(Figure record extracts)
------------------------------------------------------------------------

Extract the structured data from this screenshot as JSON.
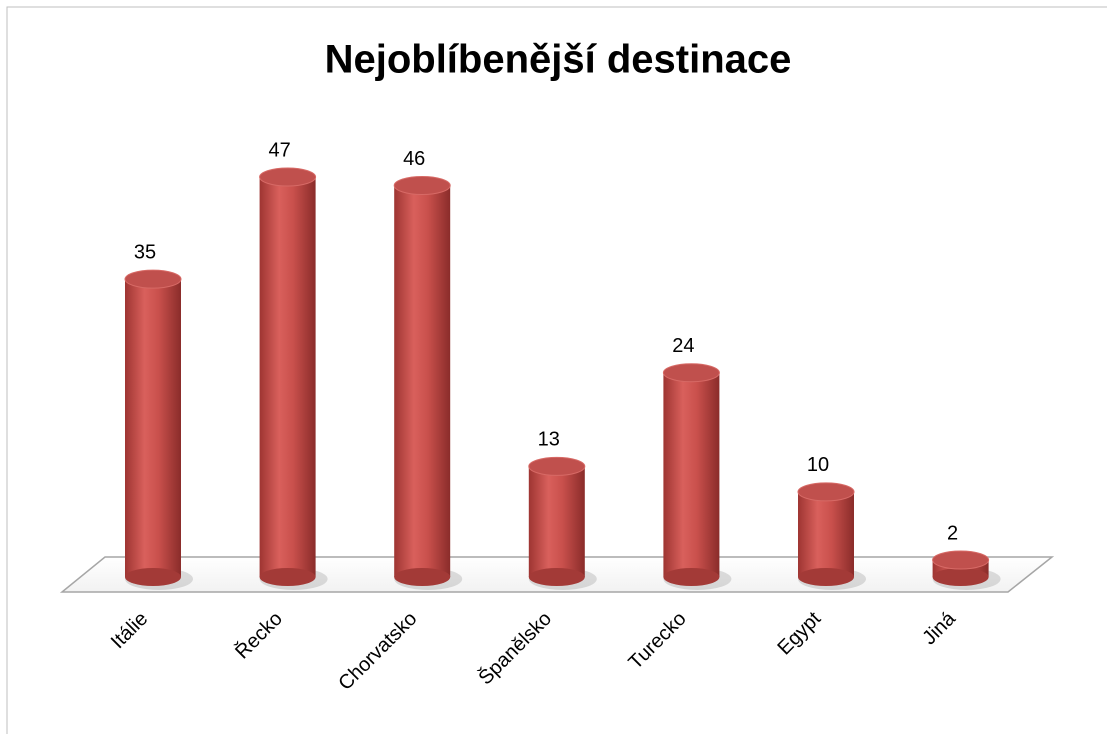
{
  "chart_data": {
    "type": "bar3d",
    "title": "Nejoblíbenější destinace",
    "categories": [
      "Itálie",
      "Řecko",
      "Chorvatsko",
      "Španělsko",
      "Turecko",
      "Egypt",
      "Jiná"
    ],
    "values": [
      35,
      47,
      46,
      13,
      24,
      10,
      2
    ],
    "color": "#c0504d"
  }
}
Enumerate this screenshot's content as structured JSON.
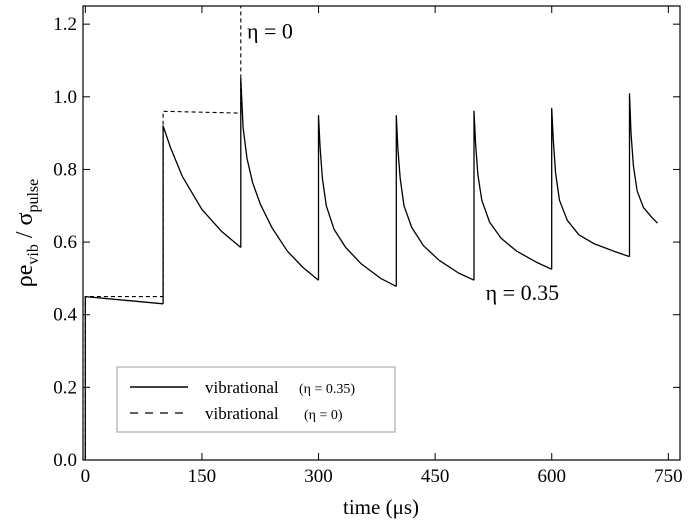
{
  "chart_data": {
    "type": "line",
    "xlabel": "time (μs)",
    "ylabel": {
      "base1": "ρe",
      "sub1": "vib",
      "sep": " / ",
      "base2": "σ",
      "sub2": "pulse"
    },
    "xlim": [
      -3,
      765
    ],
    "ylim": [
      0,
      1.25
    ],
    "xticks": [
      0,
      150,
      300,
      450,
      600,
      750
    ],
    "xtick_labels": [
      "0",
      "150",
      "300",
      "450",
      "600",
      "750"
    ],
    "yticks": [
      0,
      0.2,
      0.4,
      0.6,
      0.8,
      1.0,
      1.2
    ],
    "ytick_labels": [
      "0.0",
      "0.2",
      "0.4",
      "0.6",
      "0.8",
      "1.0",
      "1.2"
    ],
    "grid": false,
    "series": [
      {
        "name": "vibrational",
        "legend_param": "(η = 0.35)",
        "style": "solid",
        "color": "#000000",
        "segments": [
          {
            "x": [
              0,
              0,
              100
            ],
            "y": [
              0,
              0.45,
              0.43
            ]
          },
          {
            "x": [
              100,
              100,
              110,
              125,
              150,
              175,
              200
            ],
            "y": [
              0.43,
              0.92,
              0.858,
              0.78,
              0.69,
              0.63,
              0.585
            ]
          },
          {
            "x": [
              200,
              200,
              203,
              208,
              215,
              225,
              240,
              260,
              280,
              300
            ],
            "y": [
              0.585,
              1.05,
              0.915,
              0.83,
              0.765,
              0.705,
              0.64,
              0.575,
              0.53,
              0.495
            ]
          },
          {
            "x": [
              300,
              300,
              302,
              305,
              310,
              320,
              335,
              355,
              380,
              400
            ],
            "y": [
              0.495,
              0.948,
              0.86,
              0.775,
              0.7,
              0.635,
              0.585,
              0.54,
              0.5,
              0.478
            ]
          },
          {
            "x": [
              400,
              400,
              402,
              405,
              410,
              420,
              435,
              455,
              480,
              500
            ],
            "y": [
              0.478,
              0.948,
              0.86,
              0.775,
              0.7,
              0.64,
              0.59,
              0.55,
              0.515,
              0.495
            ]
          },
          {
            "x": [
              500,
              500,
              502,
              505,
              510,
              520,
              535,
              555,
              580,
              600
            ],
            "y": [
              0.495,
              0.96,
              0.87,
              0.785,
              0.715,
              0.655,
              0.61,
              0.575,
              0.545,
              0.525
            ]
          },
          {
            "x": [
              600,
              600,
              602,
              605,
              610,
              620,
              635,
              655,
              680,
              700
            ],
            "y": [
              0.525,
              0.968,
              0.88,
              0.79,
              0.715,
              0.66,
              0.62,
              0.595,
              0.575,
              0.56
            ]
          },
          {
            "x": [
              700,
              700,
              702,
              705,
              710,
              718,
              728,
              736
            ],
            "y": [
              0.56,
              1.008,
              0.9,
              0.81,
              0.74,
              0.695,
              0.67,
              0.652
            ]
          }
        ]
      },
      {
        "name": "vibrational",
        "legend_param": "(η = 0)",
        "style": "dashed",
        "color": "#000000",
        "segments": [
          {
            "x": [
              0,
              0,
              100,
              100,
              200,
              200
            ],
            "y": [
              0,
              0.45,
              0.45,
              0.96,
              0.955,
              1.3
            ]
          }
        ]
      }
    ],
    "annotations": [
      {
        "text": "η = 0",
        "x": 208,
        "y": 1.16
      },
      {
        "text": "η = 0.35",
        "x": 515,
        "y": 0.44
      }
    ],
    "legend_position": "lower-left"
  }
}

------------------------------------------------------------------------

→ Task brief: Each line of the material must be retyped exactly, except that images are omitted.

→ Answer to this task:
Extract the structured data from this screenshot as JSON.
{
  "chart_data": {
    "type": "bar3d",
    "title": "Nejoblíbenější destinace",
    "categories": [
      "Itálie",
      "Řecko",
      "Chorvatsko",
      "Španělsko",
      "Turecko",
      "Egypt",
      "Jiná"
    ],
    "values": [
      35,
      47,
      46,
      13,
      24,
      10,
      2
    ],
    "color": "#c0504d"
  }
}
Enumerate this screenshot's content as structured JSON.
{
  "chart_data": {
    "type": "line",
    "xlabel": "time (μs)",
    "ylabel": {
      "base1": "ρe",
      "sub1": "vib",
      "sep": " / ",
      "base2": "σ",
      "sub2": "pulse"
    },
    "xlim": [
      -3,
      765
    ],
    "ylim": [
      0,
      1.25
    ],
    "xticks": [
      0,
      150,
      300,
      450,
      600,
      750
    ],
    "xtick_labels": [
      "0",
      "150",
      "300",
      "450",
      "600",
      "750"
    ],
    "yticks": [
      0,
      0.2,
      0.4,
      0.6,
      0.8,
      1.0,
      1.2
    ],
    "ytick_labels": [
      "0.0",
      "0.2",
      "0.4",
      "0.6",
      "0.8",
      "1.0",
      "1.2"
    ],
    "grid": false,
    "series": [
      {
        "name": "vibrational",
        "legend_param": "(η = 0.35)",
        "style": "solid",
        "color": "#000000",
        "segments": [
          {
            "x": [
              0,
              0,
              100
            ],
            "y": [
              0,
              0.45,
              0.43
            ]
          },
          {
            "x": [
              100,
              100,
              110,
              125,
              150,
              175,
              200
            ],
            "y": [
              0.43,
              0.92,
              0.858,
              0.78,
              0.69,
              0.63,
              0.585
            ]
          },
          {
            "x": [
              200,
              200,
              203,
              208,
              215,
              225,
              240,
              260,
              280,
              300
            ],
            "y": [
              0.585,
              1.05,
              0.915,
              0.83,
              0.765,
              0.705,
              0.64,
              0.575,
              0.53,
              0.495
            ]
          },
          {
            "x": [
              300,
              300,
              302,
              305,
              310,
              320,
              335,
              355,
              380,
              400
            ],
            "y": [
              0.495,
              0.948,
              0.86,
              0.775,
              0.7,
              0.635,
              0.585,
              0.54,
              0.5,
              0.478
            ]
          },
          {
            "x": [
              400,
              400,
              402,
              405,
              410,
              420,
              435,
              455,
              480,
              500
            ],
            "y": [
              0.478,
              0.948,
              0.86,
              0.775,
              0.7,
              0.64,
              0.59,
              0.55,
              0.515,
              0.495
            ]
          },
          {
            "x": [
              500,
              500,
              502,
              505,
              510,
              520,
              535,
              555,
              580,
              600
            ],
            "y": [
              0.495,
              0.96,
              0.87,
              0.785,
              0.715,
              0.655,
              0.61,
              0.575,
              0.545,
              0.525
            ]
          },
          {
            "x": [
              600,
              600,
              602,
              605,
              610,
              620,
              635,
              655,
              680,
              700
            ],
            "y": [
              0.525,
              0.968,
              0.88,
              0.79,
              0.715,
              0.66,
              0.62,
              0.595,
              0.575,
              0.56
            ]
          },
          {
            "x": [
              700,
              700,
              702,
              705,
              710,
              718,
              728,
              736
            ],
            "y": [
              0.56,
              1.008,
              0.9,
              0.81,
              0.74,
              0.695,
              0.67,
              0.652
            ]
          }
        ]
      },
      {
        "name": "vibrational",
        "legend_param": "(η = 0)",
        "style": "dashed",
        "color": "#000000",
        "segments": [
          {
            "x": [
              0,
              0,
              100,
              100,
              200,
              200
            ],
            "y": [
              0,
              0.45,
              0.45,
              0.96,
              0.955,
              1.3
            ]
          }
        ]
      }
    ],
    "annotations": [
      {
        "text": "η = 0",
        "x": 208,
        "y": 1.16
      },
      {
        "text": "η = 0.35",
        "x": 515,
        "y": 0.44
      }
    ],
    "legend_position": "lower-left"
  }
}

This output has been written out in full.